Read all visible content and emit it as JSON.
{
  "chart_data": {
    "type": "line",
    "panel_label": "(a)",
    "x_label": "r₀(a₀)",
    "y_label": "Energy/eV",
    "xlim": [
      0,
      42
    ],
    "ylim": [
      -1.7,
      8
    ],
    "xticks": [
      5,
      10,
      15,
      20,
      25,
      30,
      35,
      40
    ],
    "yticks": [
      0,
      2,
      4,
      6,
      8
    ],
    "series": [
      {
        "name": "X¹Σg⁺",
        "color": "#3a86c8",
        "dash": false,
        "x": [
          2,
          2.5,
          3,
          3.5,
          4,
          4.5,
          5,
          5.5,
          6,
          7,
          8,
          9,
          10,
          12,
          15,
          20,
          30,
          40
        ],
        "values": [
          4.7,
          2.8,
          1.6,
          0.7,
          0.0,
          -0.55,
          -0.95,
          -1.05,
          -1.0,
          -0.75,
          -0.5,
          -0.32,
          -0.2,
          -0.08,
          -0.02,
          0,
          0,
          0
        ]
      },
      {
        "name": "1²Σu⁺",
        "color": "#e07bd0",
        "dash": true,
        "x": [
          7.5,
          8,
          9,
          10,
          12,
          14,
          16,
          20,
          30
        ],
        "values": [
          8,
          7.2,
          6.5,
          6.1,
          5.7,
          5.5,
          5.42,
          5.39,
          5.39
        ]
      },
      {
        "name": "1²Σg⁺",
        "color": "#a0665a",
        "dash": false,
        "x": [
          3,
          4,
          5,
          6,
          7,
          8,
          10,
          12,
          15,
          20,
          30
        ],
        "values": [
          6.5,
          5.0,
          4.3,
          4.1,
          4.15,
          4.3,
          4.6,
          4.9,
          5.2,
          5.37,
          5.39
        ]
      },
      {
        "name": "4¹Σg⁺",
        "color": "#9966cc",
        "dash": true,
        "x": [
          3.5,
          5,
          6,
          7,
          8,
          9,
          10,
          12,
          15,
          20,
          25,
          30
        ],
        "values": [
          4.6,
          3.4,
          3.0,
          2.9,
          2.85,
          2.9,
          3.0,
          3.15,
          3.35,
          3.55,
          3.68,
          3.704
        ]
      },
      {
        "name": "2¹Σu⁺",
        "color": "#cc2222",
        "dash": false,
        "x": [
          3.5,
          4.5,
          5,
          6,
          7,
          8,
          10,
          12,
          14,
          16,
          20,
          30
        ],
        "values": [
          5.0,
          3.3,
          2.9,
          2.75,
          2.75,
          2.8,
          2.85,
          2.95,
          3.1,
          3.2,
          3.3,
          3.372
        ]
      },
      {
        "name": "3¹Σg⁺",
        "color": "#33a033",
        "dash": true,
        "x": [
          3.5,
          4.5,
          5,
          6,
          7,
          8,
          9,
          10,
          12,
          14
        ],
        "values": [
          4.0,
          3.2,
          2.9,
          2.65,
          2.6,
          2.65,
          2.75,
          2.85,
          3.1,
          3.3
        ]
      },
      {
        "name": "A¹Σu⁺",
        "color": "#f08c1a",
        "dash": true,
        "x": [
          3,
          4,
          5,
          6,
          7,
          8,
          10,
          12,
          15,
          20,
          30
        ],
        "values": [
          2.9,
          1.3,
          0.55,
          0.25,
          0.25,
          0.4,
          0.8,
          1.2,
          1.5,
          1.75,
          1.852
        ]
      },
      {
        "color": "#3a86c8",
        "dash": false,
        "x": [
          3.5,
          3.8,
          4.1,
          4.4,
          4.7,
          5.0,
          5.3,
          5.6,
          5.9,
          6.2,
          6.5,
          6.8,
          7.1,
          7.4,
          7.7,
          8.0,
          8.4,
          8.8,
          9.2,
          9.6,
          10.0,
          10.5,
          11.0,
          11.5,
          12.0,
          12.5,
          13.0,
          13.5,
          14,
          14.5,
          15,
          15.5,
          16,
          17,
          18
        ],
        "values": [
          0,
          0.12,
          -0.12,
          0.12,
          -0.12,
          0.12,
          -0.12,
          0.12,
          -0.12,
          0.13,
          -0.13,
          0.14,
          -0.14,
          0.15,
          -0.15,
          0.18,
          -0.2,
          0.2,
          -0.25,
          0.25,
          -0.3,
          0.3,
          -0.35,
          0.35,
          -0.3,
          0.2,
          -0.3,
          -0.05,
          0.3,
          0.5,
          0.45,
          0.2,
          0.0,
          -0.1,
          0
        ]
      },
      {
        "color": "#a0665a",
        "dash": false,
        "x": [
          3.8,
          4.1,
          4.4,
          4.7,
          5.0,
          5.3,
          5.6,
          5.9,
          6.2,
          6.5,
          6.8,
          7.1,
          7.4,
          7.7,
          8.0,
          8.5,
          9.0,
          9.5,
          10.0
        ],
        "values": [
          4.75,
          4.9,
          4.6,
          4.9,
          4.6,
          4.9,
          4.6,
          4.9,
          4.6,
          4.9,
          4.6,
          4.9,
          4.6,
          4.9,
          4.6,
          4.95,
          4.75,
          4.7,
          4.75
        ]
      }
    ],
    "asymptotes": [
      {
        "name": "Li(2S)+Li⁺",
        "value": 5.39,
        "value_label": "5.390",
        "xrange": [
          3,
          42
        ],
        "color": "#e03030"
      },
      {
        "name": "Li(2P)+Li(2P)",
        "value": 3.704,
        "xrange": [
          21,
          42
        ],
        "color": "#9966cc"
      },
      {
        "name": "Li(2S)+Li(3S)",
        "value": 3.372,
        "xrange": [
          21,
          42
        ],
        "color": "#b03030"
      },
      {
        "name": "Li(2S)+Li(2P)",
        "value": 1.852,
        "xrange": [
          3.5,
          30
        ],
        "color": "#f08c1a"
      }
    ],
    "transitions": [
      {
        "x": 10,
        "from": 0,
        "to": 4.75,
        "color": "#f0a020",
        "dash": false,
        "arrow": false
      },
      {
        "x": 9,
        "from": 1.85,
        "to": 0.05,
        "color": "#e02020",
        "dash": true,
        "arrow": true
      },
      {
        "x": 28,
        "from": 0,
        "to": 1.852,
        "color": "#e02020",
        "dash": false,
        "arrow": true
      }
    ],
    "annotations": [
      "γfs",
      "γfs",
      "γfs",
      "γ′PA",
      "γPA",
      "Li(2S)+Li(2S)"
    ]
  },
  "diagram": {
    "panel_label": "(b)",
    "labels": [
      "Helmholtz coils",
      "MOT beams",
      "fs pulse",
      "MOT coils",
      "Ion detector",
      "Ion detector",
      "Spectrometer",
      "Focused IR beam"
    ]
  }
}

========

● **The problem**
Extract every entry in the listing word for word.

● **Task result**
Read all visible content and emit it as JSON.
{
  "chart_data": {
    "type": "line",
    "panel_label": "(a)",
    "x_label": "r₀(a₀)",
    "y_label": "Energy/eV",
    "xlim": [
      0,
      42
    ],
    "ylim": [
      -1.7,
      8
    ],
    "xticks": [
      5,
      10,
      15,
      20,
      25,
      30,
      35,
      40
    ],
    "yticks": [
      0,
      2,
      4,
      6,
      8
    ],
    "series": [
      {
        "name": "X¹Σg⁺",
        "color": "#3a86c8",
        "dash": false,
        "x": [
          2,
          2.5,
          3,
          3.5,
          4,
          4.5,
          5,
          5.5,
          6,
          7,
          8,
          9,
          10,
          12,
          15,
          20,
          30,
          40
        ],
        "values": [
          4.7,
          2.8,
          1.6,
          0.7,
          0.0,
          -0.55,
          -0.95,
          -1.05,
          -1.0,
          -0.75,
          -0.5,
          -0.32,
          -0.2,
          -0.08,
          -0.02,
          0,
          0,
          0
        ]
      },
      {
        "name": "1²Σu⁺",
        "color": "#e07bd0",
        "dash": true,
        "x": [
          7.5,
          8,
          9,
          10,
          12,
          14,
          16,
          20,
          30
        ],
        "values": [
          8,
          7.2,
          6.5,
          6.1,
          5.7,
          5.5,
          5.42,
          5.39,
          5.39
        ]
      },
      {
        "name": "1²Σg⁺",
        "color": "#a0665a",
        "dash": false,
        "x": [
          3,
          4,
          5,
          6,
          7,
          8,
          10,
          12,
          15,
          20,
          30
        ],
        "values": [
          6.5,
          5.0,
          4.3,
          4.1,
          4.15,
          4.3,
          4.6,
          4.9,
          5.2,
          5.37,
          5.39
        ]
      },
      {
        "name": "4¹Σg⁺",
        "color": "#9966cc",
        "dash": true,
        "x": [
          3.5,
          5,
          6,
          7,
          8,
          9,
          10,
          12,
          15,
          20,
          25,
          30
        ],
        "values": [
          4.6,
          3.4,
          3.0,
          2.9,
          2.85,
          2.9,
          3.0,
          3.15,
          3.35,
          3.55,
          3.68,
          3.704
        ]
      },
      {
        "name": "2¹Σu⁺",
        "color": "#cc2222",
        "dash": false,
        "x": [
          3.5,
          4.5,
          5,
          6,
          7,
          8,
          10,
          12,
          14,
          16,
          20,
          30
        ],
        "values": [
          5.0,
          3.3,
          2.9,
          2.75,
          2.75,
          2.8,
          2.85,
          2.95,
          3.1,
          3.2,
          3.3,
          3.372
        ]
      },
      {
        "name": "3¹Σg⁺",
        "color": "#33a033",
        "dash": true,
        "x": [
          3.5,
          4.5,
          5,
          6,
          7,
          8,
          9,
          10,
          12,
          14
        ],
        "values": [
          4.0,
          3.2,
          2.9,
          2.65,
          2.6,
          2.65,
          2.75,
          2.85,
          3.1,
          3.3
        ]
      },
      {
        "name": "A¹Σu⁺",
        "color": "#f08c1a",
        "dash": true,
        "x": [
          3,
          4,
          5,
          6,
          7,
          8,
          10,
          12,
          15,
          20,
          30
        ],
        "values": [
          2.9,
          1.3,
          0.55,
          0.25,
          0.25,
          0.4,
          0.8,
          1.2,
          1.5,
          1.75,
          1.852
        ]
      },
      {
        "color": "#3a86c8",
        "dash": false,
        "x": [
          3.5,
          3.8,
          4.1,
          4.4,
          4.7,
          5.0,
          5.3,
          5.6,
          5.9,
          6.2,
          6.5,
          6.8,
          7.1,
          7.4,
          7.7,
          8.0,
          8.4,
          8.8,
          9.2,
          9.6,
          10.0,
          10.5,
          11.0,
          11.5,
          12.0,
          12.5,
          13.0,
          13.5,
          14,
          14.5,
          15,
          15.5,
          16,
          17,
          18
        ],
        "values": [
          0,
          0.12,
          -0.12,
          0.12,
          -0.12,
          0.12,
          -0.12,
          0.12,
          -0.12,
          0.13,
          -0.13,
          0.14,
          -0.14,
          0.15,
          -0.15,
          0.18,
          -0.2,
          0.2,
          -0.25,
          0.25,
          -0.3,
          0.3,
          -0.35,
          0.35,
          -0.3,
          0.2,
          -0.3,
          -0.05,
          0.3,
          0.5,
          0.45,
          0.2,
          0.0,
          -0.1,
          0
        ]
      },
      {
        "color": "#a0665a",
        "dash": false,
        "x": [
          3.8,
          4.1,
          4.4,
          4.7,
          5.0,
          5.3,
          5.6,
          5.9,
          6.2,
          6.5,
          6.8,
          7.1,
          7.4,
          7.7,
          8.0,
          8.5,
          9.0,
          9.5,
          10.0
        ],
        "values": [
          4.75,
          4.9,
          4.6,
          4.9,
          4.6,
          4.9,
          4.6,
          4.9,
          4.6,
          4.9,
          4.6,
          4.9,
          4.6,
          4.9,
          4.6,
          4.95,
          4.75,
          4.7,
          4.75
        ]
      }
    ],
    "asymptotes": [
      {
        "name": "Li(2S)+Li⁺",
        "value": 5.39,
        "value_label": "5.390",
        "xrange": [
          3,
          42
        ],
        "color": "#e03030"
      },
      {
        "name": "Li(2P)+Li(2P)",
        "value": 3.704,
        "xrange": [
          21,
          42
        ],
        "color": "#9966cc"
      },
      {
        "name": "Li(2S)+Li(3S)",
        "value": 3.372,
        "xrange": [
          21,
          42
        ],
        "color": "#b03030"
      },
      {
        "name": "Li(2S)+Li(2P)",
        "value": 1.852,
        "xrange": [
          3.5,
          30
        ],
        "color": "#f08c1a"
      }
    ],
    "transitions": [
      {
        "x": 10,
        "from": 0,
        "to": 4.75,
        "color": "#f0a020",
        "dash": false,
        "arrow": false
      },
      {
        "x": 9,
        "from": 1.85,
        "to": 0.05,
        "color": "#e02020",
        "dash": true,
        "arrow": true
      },
      {
        "x": 28,
        "from": 0,
        "to": 1.852,
        "color": "#e02020",
        "dash": false,
        "arrow": true
      }
    ],
    "annotations": [
      "γfs",
      "γfs",
      "γfs",
      "γ′PA",
      "γPA",
      "Li(2S)+Li(2S)"
    ]
  },
  "diagram": {
    "panel_label": "(b)",
    "labels": [
      "Helmholtz coils",
      "MOT beams",
      "fs pulse",
      "MOT coils",
      "Ion detector",
      "Ion detector",
      "Spectrometer",
      "Focused IR beam"
    ]
  }
}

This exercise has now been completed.